[Source records]
═══

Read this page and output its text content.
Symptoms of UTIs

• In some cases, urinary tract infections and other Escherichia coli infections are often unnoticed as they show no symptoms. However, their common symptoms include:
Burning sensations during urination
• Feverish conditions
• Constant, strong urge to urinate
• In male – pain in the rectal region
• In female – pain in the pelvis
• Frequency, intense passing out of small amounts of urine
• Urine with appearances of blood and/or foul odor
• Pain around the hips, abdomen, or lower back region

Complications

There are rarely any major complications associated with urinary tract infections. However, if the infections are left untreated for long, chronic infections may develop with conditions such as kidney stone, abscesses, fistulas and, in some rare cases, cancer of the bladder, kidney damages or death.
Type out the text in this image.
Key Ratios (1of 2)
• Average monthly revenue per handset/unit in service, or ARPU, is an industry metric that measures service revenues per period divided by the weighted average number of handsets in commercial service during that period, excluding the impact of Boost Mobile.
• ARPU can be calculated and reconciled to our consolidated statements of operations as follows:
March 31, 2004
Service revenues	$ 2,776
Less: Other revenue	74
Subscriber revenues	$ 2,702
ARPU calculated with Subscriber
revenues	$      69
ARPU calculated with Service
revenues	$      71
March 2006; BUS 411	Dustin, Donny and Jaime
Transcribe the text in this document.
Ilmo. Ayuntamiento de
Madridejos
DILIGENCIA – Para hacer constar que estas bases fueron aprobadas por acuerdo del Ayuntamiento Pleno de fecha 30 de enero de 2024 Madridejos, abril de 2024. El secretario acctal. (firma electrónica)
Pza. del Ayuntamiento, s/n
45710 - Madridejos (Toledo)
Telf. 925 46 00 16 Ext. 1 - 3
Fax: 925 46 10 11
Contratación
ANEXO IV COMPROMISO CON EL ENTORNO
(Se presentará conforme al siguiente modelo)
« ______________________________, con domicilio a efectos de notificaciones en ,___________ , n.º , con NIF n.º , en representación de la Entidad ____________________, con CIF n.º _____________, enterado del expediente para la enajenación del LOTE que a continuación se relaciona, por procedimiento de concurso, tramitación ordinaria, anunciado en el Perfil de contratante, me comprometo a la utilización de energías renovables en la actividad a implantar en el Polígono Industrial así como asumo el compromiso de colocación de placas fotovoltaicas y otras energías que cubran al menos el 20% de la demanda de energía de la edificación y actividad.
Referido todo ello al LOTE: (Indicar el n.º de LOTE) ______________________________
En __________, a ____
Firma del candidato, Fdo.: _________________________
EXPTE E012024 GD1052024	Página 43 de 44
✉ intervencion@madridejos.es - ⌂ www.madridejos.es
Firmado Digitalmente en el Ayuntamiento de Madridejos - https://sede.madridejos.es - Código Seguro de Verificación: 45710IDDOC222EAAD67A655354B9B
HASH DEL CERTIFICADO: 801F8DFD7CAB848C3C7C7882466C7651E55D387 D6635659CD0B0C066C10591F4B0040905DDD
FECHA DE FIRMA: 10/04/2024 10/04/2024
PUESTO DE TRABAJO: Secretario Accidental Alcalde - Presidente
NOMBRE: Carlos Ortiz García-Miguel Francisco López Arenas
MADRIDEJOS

═══

:: TASK PROMPT ::
Every line in the data above that contains "LOTE" needs to be copied.

:: EXERCISE RESULT ::
« ______________________________, con domicilio a efectos de notificaciones en ,___________ , n.º , con NIF n.º , en representación de la Entidad ____________________, con CIF n.º _____________, enterado del expediente para la enajenación del LOTE que a continuación se relaciona, por procedimiento de concurso, tramitación ordinaria, anunciado en el Perfil de contratante, me comprometo a la utilización de energías renovables en la actividad a implantar en el Polígono Industrial así como asumo el compromiso de colocación de placas fotovoltaicas y otras energías que cubran al menos el 20% de la demanda de energía de la edificación y actividad.
Referido todo ello al LOTE: (Indicar el n.º de LOTE) ______________________________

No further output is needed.